(Records that describe figures)
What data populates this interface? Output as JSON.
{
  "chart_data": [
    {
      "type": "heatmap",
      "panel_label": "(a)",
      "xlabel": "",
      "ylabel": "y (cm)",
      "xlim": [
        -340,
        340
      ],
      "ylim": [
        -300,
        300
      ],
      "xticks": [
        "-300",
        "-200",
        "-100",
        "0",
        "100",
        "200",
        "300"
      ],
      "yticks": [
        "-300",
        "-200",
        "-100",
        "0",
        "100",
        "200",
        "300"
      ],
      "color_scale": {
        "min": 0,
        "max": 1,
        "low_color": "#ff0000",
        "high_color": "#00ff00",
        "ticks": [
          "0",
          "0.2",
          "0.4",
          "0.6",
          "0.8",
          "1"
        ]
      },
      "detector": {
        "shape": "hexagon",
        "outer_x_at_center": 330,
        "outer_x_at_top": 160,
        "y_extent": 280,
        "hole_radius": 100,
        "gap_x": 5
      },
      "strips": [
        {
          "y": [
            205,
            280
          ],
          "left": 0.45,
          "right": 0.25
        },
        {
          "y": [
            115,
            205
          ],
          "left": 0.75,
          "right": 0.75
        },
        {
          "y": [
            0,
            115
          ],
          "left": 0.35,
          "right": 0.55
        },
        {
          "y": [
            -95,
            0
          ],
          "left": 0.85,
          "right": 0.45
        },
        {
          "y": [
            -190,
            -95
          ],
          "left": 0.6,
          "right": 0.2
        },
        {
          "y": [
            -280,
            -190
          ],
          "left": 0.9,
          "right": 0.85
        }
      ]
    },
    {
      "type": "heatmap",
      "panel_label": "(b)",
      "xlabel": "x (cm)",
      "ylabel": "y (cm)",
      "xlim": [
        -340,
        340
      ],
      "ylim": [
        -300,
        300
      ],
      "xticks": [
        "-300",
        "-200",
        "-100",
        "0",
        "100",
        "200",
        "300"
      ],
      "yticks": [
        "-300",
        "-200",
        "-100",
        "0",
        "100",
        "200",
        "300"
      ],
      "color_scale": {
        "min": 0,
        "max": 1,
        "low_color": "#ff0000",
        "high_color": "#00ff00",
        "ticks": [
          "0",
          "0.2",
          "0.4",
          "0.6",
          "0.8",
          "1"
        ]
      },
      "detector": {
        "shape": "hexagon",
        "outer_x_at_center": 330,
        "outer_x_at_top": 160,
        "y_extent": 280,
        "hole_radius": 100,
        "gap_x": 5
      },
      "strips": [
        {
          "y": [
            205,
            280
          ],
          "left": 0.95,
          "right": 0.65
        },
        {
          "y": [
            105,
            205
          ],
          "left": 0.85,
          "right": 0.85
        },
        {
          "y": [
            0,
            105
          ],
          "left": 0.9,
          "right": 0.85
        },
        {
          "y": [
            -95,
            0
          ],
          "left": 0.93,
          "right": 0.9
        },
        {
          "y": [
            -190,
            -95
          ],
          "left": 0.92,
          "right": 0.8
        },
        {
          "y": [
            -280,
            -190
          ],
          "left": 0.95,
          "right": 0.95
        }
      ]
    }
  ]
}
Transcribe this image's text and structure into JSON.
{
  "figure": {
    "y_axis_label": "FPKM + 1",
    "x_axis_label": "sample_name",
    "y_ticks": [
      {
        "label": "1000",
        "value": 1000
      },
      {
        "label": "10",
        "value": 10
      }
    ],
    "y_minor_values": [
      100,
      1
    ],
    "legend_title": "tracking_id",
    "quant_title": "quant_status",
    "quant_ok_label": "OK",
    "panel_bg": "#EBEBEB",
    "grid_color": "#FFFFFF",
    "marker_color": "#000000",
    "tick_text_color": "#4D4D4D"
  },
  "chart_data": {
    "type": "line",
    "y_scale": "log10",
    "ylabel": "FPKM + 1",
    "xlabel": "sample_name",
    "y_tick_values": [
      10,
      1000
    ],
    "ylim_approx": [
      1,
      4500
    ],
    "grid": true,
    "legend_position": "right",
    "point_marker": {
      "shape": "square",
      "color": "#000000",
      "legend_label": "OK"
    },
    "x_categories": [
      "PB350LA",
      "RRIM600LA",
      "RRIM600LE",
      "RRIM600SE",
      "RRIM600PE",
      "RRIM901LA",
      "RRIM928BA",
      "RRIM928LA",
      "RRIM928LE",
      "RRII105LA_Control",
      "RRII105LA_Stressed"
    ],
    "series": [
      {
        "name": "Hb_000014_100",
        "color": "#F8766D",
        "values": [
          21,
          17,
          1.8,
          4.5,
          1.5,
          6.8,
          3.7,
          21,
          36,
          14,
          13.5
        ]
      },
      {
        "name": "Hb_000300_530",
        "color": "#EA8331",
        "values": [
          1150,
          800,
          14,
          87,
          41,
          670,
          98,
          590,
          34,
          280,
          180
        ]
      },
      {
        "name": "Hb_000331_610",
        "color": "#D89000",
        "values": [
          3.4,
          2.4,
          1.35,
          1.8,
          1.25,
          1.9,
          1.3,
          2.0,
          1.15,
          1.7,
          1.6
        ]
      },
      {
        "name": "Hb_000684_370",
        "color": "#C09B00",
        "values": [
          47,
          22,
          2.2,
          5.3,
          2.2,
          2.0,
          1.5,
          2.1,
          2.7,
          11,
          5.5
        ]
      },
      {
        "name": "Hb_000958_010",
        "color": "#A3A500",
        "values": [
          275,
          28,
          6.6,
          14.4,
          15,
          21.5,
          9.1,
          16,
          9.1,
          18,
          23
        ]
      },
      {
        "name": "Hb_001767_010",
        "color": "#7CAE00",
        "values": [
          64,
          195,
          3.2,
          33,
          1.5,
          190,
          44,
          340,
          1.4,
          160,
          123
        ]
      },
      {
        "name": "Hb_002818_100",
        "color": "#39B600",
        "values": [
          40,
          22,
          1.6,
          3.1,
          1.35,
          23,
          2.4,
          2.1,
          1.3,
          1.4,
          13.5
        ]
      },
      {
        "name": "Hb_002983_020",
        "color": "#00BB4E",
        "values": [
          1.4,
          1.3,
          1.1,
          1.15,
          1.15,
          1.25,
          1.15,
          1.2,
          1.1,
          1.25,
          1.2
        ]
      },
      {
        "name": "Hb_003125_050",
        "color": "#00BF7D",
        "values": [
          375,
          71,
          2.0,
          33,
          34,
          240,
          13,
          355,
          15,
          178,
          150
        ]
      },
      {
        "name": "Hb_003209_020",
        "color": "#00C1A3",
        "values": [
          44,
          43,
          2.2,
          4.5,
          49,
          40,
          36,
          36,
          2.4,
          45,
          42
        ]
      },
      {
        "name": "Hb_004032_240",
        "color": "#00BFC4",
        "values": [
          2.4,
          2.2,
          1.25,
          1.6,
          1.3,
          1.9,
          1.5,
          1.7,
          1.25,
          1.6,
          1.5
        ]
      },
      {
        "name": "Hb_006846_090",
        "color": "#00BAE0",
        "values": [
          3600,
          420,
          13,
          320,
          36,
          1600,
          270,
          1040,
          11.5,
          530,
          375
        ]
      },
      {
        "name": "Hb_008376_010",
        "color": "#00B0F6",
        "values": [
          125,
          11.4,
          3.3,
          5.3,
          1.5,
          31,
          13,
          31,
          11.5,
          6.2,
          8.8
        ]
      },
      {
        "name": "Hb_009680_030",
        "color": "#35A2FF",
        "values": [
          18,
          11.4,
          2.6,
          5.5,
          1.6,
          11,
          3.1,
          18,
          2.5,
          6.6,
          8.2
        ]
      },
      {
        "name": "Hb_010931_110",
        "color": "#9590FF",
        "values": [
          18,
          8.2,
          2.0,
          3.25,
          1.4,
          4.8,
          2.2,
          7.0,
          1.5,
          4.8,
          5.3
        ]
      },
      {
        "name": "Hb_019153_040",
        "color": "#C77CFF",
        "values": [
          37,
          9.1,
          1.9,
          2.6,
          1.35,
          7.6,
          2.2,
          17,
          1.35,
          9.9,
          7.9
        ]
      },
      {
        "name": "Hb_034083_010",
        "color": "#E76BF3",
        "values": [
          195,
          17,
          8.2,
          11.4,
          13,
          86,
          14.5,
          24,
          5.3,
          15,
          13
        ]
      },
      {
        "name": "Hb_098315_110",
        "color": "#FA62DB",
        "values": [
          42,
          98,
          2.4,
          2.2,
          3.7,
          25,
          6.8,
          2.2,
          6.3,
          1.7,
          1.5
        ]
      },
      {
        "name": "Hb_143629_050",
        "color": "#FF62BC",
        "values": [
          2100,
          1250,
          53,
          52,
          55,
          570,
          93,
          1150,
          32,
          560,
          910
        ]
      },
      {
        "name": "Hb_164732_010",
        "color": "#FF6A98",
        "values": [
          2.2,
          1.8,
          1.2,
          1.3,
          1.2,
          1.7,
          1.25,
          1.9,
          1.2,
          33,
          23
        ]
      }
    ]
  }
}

◆ **TASK**: All lines that include "left" are to be gathered and copied.

◆ **TASK RESULT**:
          "left": 0.45,
          "left": 0.75,
          "left": 0.35,
          "left": 0.85,
          "left": 0.6,
          "left": 0.9,
          "left": 0.95,
          "left": 0.85,
          "left": 0.9,
          "left": 0.93,
          "left": 0.92,
          "left": 0.95,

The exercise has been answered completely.